Given problem:
From the line containing "Parse this screenshot: output" through the last line of the material, copy every line exactly, both ends inclusive; do not copy pictures.

Extracted material:
★ ★ ★ ★
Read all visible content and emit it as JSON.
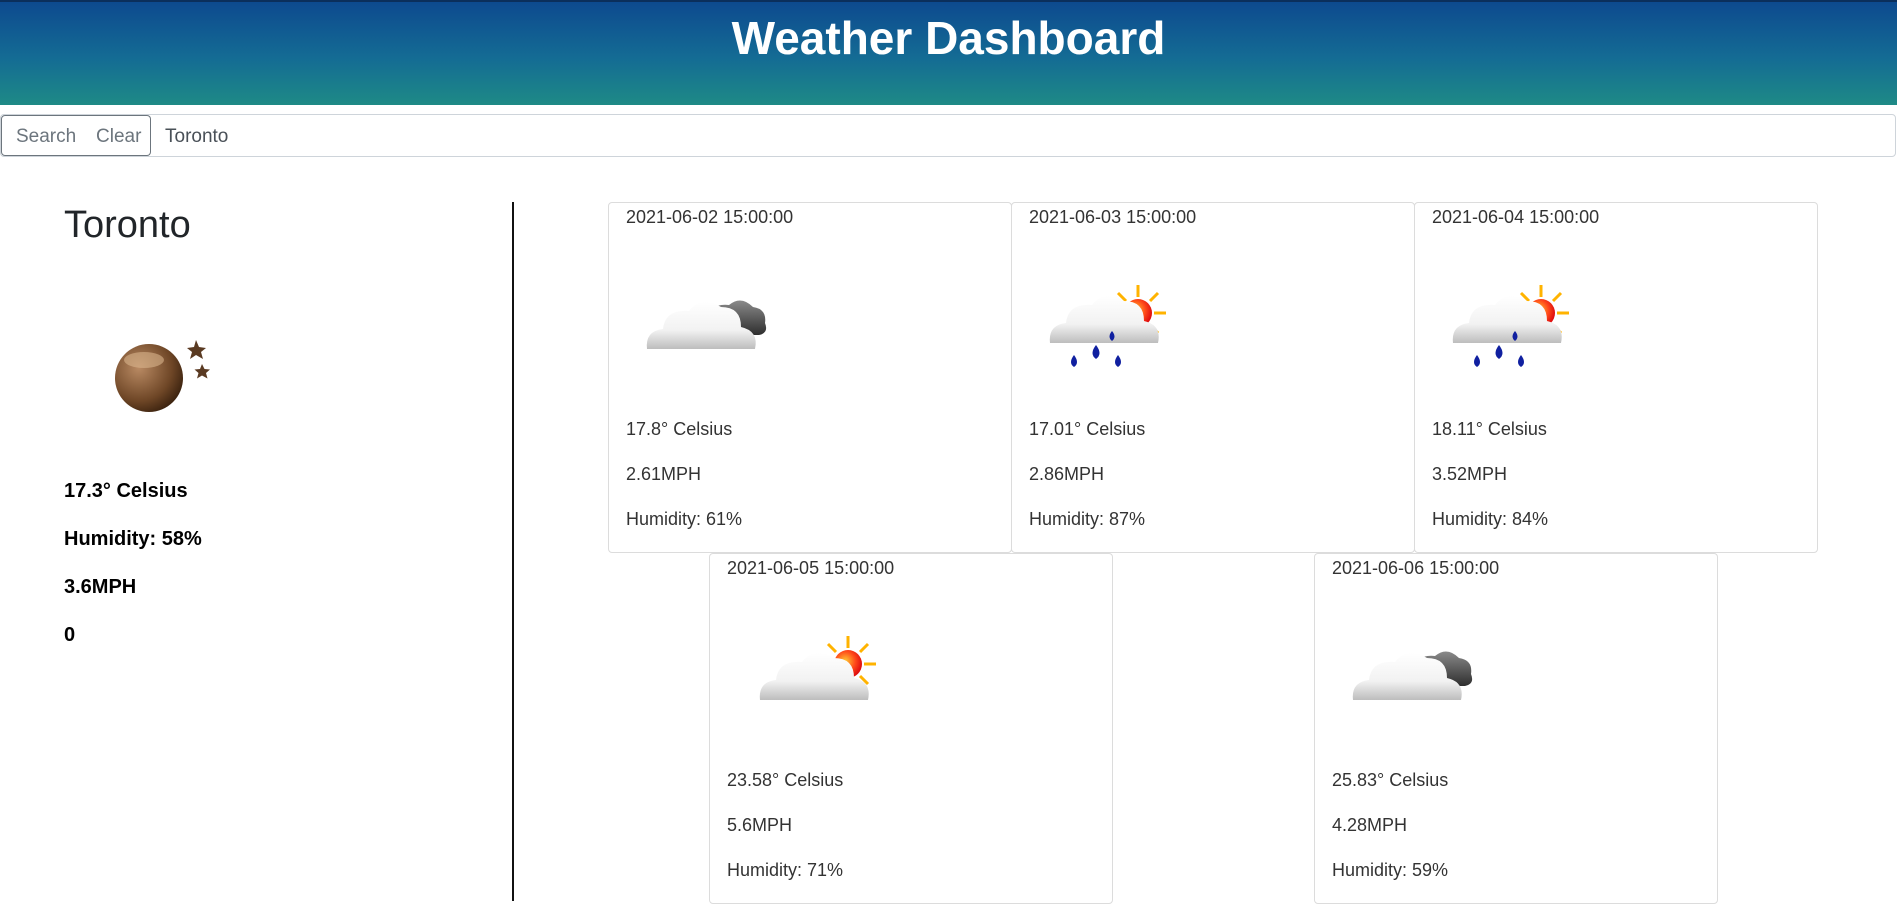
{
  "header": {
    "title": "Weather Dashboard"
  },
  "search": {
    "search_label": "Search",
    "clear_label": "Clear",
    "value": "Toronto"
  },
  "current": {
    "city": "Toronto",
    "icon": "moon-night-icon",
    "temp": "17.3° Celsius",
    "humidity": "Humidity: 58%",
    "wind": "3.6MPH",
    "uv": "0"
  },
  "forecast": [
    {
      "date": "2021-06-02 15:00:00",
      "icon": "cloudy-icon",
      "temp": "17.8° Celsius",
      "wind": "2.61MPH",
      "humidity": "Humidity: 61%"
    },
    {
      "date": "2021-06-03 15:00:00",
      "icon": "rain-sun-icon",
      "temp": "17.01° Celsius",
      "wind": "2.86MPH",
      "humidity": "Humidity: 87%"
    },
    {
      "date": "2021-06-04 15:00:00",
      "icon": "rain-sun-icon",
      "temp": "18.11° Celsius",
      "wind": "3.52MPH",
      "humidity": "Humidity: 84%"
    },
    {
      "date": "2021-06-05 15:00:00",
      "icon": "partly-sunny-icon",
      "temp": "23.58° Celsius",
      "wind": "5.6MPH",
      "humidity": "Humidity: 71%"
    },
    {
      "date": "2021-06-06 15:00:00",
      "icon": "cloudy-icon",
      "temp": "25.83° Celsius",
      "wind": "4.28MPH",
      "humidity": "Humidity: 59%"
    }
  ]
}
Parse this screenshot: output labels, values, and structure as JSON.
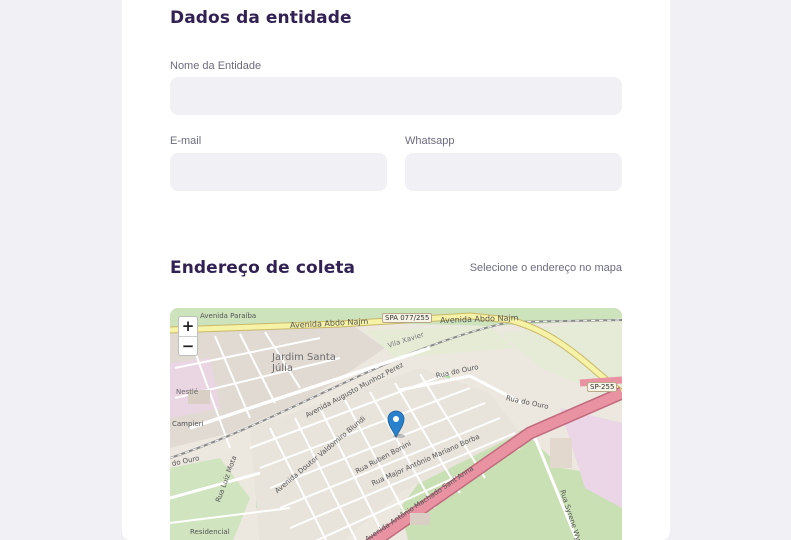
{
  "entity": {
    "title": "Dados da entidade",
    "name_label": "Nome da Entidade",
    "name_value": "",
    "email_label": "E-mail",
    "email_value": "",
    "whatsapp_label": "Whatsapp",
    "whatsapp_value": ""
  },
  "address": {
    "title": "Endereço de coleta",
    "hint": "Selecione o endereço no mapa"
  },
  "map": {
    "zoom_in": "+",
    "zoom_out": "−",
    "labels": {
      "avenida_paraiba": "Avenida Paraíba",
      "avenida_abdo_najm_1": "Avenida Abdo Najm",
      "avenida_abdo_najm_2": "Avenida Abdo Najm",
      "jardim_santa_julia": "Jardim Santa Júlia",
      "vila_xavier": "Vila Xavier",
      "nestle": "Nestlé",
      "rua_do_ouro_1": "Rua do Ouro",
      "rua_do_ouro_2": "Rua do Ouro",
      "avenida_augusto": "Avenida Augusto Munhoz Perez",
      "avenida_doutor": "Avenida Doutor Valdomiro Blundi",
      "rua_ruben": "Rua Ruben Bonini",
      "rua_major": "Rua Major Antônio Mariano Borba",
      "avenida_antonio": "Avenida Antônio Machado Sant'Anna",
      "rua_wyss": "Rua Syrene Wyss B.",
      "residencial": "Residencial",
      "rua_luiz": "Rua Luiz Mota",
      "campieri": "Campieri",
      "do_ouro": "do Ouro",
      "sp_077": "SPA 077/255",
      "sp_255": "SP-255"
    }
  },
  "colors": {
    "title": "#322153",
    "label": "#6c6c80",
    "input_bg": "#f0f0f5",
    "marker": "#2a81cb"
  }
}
★ ★ ★ ★
Exercise answer:
Parse this screenshot: output labels, values, and structure as JSON.
{
  "entity": {
    "title": "Dados da entidade",
    "name_label": "Nome da Entidade",
    "name_value": "",
    "email_label": "E-mail",
    "email_value": "",
    "whatsapp_label": "Whatsapp",
    "whatsapp_value": ""
  },
  "address": {
    "title": "Endereço de coleta",
    "hint": "Selecione o endereço no mapa"
  },
  "map": {
    "zoom_in": "+",
    "zoom_out": "−",
    "labels": {
      "avenida_paraiba": "Avenida Paraíba",
      "avenida_abdo_najm_1": "Avenida Abdo Najm",
      "avenida_abdo_najm_2": "Avenida Abdo Najm",
      "jardim_santa_julia": "Jardim Santa Júlia",
      "vila_xavier": "Vila Xavier",
      "nestle": "Nestlé",
      "rua_do_ouro_1": "Rua do Ouro",
      "rua_do_ouro_2": "Rua do Ouro",
      "avenida_augusto": "Avenida Augusto Munhoz Perez",
      "avenida_doutor": "Avenida Doutor Valdomiro Blundi",
      "rua_ruben": "Rua Ruben Bonini",
      "rua_major": "Rua Major Antônio Mariano Borba",
      "avenida_antonio": "Avenida Antônio Machado Sant'Anna",
      "rua_wyss": "Rua Syrene Wyss B.",
      "residencial": "Residencial",
      "rua_luiz": "Rua Luiz Mota",
      "campieri": "Campieri",
      "do_ouro": "do Ouro",
      "sp_077": "SPA 077/255",
      "sp_255": "SP-255"
    }
  },
  "colors": {
    "title": "#322153",
    "label": "#6c6c80",
    "input_bg": "#f0f0f5",
    "marker": "#2a81cb"
  }
}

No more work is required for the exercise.